» What is being asked:
Lines containing the word "color" should be extracted in full.

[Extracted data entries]
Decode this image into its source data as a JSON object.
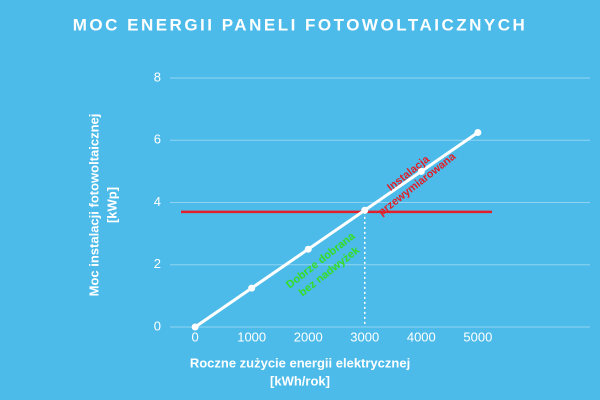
{
  "chart_data": {
    "type": "line",
    "title": "MOC ENERGII PANELI FOTOWOLTAICZNYCH",
    "x_label": [
      "Roczne zużycie energii elektrycznej",
      "[kWh/rok]"
    ],
    "y_label": [
      "Moc instalacji fotowoltaicznej",
      "[kWp]"
    ],
    "x": [
      0,
      1000,
      2000,
      3000,
      4000,
      5000
    ],
    "series": [
      {
        "color": "#ffffff",
        "values": [
          0,
          1.25,
          2.5,
          3.75,
          5,
          6.25
        ]
      }
    ],
    "xlim": [
      -250,
      5250
    ],
    "xticks": [
      0,
      1000,
      2000,
      3000,
      4000,
      5000
    ],
    "ylim": [
      0,
      8
    ],
    "yticks": [
      0,
      2,
      4,
      6,
      8
    ],
    "grid": true,
    "threshold": {
      "value": 3.7,
      "color": "#e0202a",
      "x": 3000
    },
    "annotations": [
      {
        "text": [
          "Instalacja",
          "przewymiarowana"
        ],
        "color": "#e0202a",
        "x": 3850,
        "y": 4.75
      },
      {
        "text": [
          "Dobrze dobrana",
          "bez nadwyżek"
        ],
        "color": "#33dd22",
        "x": 2300,
        "y": 1.95
      }
    ]
  }
}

» Exercise response:
        "color": "#ffffff",
      "color": "#e0202a",
        "color": "#e0202a",
        "color": "#33dd22",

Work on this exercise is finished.